> _Objective_
Search the material below for the word "Value". Copy every line that has it.

◆ ◆ ◆ ◆

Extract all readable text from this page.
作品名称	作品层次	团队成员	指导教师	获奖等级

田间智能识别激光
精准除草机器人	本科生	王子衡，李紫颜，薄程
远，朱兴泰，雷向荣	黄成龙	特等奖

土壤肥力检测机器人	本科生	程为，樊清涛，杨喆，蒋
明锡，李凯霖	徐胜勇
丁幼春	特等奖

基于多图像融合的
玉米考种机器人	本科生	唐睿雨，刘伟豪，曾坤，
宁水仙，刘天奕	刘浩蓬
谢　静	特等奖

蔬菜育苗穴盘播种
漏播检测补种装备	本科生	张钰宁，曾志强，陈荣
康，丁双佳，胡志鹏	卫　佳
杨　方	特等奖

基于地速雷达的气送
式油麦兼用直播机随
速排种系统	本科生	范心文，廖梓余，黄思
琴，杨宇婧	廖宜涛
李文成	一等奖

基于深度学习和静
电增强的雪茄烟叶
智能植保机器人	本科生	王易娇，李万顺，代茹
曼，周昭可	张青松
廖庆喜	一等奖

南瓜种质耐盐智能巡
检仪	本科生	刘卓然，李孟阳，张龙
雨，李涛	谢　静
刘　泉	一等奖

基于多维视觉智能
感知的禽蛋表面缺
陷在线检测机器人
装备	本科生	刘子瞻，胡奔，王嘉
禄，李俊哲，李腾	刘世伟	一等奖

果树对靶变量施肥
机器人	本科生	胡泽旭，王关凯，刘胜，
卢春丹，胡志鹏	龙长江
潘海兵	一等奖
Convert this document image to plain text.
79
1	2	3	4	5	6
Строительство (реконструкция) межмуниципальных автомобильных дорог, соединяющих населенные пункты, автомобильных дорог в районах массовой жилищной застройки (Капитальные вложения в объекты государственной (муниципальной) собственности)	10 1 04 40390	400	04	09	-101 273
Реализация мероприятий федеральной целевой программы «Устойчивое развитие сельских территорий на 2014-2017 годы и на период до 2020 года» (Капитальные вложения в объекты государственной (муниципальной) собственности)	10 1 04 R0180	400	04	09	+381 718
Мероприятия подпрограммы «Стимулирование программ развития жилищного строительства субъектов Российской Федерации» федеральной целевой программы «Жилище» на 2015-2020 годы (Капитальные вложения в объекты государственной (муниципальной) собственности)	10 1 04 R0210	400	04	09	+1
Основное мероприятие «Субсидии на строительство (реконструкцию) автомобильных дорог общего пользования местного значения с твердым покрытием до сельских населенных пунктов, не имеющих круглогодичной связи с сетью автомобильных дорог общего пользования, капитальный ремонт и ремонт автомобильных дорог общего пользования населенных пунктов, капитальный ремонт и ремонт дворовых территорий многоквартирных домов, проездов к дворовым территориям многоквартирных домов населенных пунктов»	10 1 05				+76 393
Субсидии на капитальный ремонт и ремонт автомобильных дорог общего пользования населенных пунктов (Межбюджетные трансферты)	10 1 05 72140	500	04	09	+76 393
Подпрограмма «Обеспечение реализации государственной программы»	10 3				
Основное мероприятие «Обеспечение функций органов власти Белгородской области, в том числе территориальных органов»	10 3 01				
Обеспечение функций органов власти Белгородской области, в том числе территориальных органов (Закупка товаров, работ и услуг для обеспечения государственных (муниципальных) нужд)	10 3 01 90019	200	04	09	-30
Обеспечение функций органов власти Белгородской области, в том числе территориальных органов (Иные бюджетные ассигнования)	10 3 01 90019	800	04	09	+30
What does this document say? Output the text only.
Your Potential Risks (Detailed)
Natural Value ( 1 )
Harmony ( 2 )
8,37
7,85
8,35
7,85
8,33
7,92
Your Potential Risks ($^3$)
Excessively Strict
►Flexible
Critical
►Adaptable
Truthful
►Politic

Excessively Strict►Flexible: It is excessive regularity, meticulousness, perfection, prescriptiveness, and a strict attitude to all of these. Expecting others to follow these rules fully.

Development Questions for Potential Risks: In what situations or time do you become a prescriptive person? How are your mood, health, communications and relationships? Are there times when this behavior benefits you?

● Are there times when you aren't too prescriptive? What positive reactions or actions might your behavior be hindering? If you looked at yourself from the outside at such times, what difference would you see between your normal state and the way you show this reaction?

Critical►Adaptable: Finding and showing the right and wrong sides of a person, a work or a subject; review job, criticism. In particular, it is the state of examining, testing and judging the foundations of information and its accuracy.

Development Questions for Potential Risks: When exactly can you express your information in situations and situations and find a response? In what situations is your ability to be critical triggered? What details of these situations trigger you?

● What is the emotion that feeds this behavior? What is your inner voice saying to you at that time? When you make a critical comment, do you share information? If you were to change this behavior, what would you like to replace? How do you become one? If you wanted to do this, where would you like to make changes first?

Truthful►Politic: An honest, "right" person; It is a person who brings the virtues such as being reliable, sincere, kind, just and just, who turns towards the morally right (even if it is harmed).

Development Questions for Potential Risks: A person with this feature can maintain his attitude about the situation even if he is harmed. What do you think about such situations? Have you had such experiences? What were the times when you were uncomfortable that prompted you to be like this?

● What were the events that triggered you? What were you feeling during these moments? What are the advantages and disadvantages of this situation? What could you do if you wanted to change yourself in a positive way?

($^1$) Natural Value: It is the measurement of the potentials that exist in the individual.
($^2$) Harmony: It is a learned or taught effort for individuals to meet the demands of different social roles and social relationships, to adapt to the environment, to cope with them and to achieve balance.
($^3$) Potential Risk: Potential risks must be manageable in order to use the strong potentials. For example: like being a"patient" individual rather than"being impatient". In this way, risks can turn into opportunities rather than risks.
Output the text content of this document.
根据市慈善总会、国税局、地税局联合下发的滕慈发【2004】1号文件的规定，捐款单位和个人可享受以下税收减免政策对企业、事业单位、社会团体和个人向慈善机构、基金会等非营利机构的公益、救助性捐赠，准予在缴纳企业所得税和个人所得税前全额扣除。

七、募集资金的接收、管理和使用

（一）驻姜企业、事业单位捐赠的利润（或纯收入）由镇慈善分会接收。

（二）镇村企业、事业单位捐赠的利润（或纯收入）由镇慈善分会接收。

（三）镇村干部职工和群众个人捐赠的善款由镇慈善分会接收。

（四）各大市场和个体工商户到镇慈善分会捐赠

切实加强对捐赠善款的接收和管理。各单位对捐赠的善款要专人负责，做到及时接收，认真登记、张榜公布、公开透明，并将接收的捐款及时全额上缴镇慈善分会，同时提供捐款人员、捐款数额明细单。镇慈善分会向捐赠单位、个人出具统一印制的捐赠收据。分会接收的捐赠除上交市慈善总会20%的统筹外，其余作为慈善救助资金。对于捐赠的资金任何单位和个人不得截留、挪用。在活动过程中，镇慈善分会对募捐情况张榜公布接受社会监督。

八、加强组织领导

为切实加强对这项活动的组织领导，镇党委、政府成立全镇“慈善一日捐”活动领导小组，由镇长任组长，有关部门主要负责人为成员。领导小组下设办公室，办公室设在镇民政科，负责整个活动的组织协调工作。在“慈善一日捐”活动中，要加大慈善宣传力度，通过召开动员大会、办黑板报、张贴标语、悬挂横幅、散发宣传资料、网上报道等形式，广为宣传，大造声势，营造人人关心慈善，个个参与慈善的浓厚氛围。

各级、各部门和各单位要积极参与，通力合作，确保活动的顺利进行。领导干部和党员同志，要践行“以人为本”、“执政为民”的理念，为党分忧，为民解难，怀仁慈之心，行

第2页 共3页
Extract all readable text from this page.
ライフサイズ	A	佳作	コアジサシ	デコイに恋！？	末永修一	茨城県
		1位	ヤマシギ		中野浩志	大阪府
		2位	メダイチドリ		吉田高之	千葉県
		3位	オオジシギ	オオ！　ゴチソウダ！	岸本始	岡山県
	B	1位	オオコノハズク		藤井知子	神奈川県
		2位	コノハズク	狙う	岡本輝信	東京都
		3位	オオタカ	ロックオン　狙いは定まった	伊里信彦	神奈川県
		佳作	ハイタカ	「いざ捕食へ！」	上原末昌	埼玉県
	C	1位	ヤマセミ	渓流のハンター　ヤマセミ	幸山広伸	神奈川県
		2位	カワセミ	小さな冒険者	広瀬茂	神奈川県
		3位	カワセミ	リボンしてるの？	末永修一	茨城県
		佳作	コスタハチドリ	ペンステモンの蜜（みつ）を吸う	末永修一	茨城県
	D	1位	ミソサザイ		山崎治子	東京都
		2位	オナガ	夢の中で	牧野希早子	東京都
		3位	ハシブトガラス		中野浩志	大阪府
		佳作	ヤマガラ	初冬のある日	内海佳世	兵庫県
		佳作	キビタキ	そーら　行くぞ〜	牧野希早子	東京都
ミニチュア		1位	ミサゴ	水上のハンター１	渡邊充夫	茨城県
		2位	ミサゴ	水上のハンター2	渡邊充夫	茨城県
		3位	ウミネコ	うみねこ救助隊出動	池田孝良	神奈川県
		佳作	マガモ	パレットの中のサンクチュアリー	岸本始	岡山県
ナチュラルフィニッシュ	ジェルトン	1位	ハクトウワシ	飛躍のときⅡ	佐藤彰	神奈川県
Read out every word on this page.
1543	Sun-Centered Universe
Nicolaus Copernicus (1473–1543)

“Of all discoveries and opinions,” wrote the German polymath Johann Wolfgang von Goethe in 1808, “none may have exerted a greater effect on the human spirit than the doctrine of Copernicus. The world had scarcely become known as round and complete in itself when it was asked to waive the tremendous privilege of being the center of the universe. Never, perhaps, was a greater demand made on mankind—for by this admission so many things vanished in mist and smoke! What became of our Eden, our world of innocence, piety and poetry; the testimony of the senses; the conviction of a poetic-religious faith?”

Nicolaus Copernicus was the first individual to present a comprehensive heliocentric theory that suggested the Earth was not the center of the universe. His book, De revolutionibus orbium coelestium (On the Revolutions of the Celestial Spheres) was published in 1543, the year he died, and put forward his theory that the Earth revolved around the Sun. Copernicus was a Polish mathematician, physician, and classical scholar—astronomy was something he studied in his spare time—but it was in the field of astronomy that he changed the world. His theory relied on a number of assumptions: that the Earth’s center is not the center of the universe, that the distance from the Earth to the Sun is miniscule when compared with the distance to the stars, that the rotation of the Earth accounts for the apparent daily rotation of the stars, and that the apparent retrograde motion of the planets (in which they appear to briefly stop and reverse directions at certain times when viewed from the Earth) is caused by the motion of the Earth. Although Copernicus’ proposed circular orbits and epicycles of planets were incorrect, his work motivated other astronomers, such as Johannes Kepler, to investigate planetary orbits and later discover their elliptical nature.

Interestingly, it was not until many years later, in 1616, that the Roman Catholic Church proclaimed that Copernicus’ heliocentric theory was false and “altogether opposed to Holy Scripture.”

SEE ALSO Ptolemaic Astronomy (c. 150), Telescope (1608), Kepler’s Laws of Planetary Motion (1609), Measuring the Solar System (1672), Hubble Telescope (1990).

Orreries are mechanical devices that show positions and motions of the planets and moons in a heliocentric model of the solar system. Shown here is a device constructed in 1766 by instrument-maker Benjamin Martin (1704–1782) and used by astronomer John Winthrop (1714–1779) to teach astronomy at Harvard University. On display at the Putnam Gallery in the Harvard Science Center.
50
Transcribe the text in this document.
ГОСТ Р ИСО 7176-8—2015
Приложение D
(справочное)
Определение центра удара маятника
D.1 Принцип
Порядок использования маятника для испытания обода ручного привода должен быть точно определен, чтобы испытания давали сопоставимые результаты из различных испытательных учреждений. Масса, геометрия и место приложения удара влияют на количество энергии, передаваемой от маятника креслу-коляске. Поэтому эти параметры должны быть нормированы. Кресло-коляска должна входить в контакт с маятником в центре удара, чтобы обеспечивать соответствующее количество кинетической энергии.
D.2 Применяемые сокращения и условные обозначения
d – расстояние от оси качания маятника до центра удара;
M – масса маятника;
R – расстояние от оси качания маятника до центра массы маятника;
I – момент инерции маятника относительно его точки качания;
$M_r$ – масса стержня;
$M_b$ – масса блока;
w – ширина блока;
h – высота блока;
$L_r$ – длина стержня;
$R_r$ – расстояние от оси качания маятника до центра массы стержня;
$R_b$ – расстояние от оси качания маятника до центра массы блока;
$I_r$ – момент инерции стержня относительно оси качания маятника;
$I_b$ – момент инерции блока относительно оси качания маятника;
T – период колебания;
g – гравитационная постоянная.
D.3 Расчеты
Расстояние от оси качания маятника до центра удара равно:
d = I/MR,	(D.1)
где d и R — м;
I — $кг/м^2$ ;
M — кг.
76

◆ ◆ ◆ ◆

> _Task answer_
Natural Value ( 1 )
($^1$) Natural Value: It is the measurement of the potentials that exist in the individual.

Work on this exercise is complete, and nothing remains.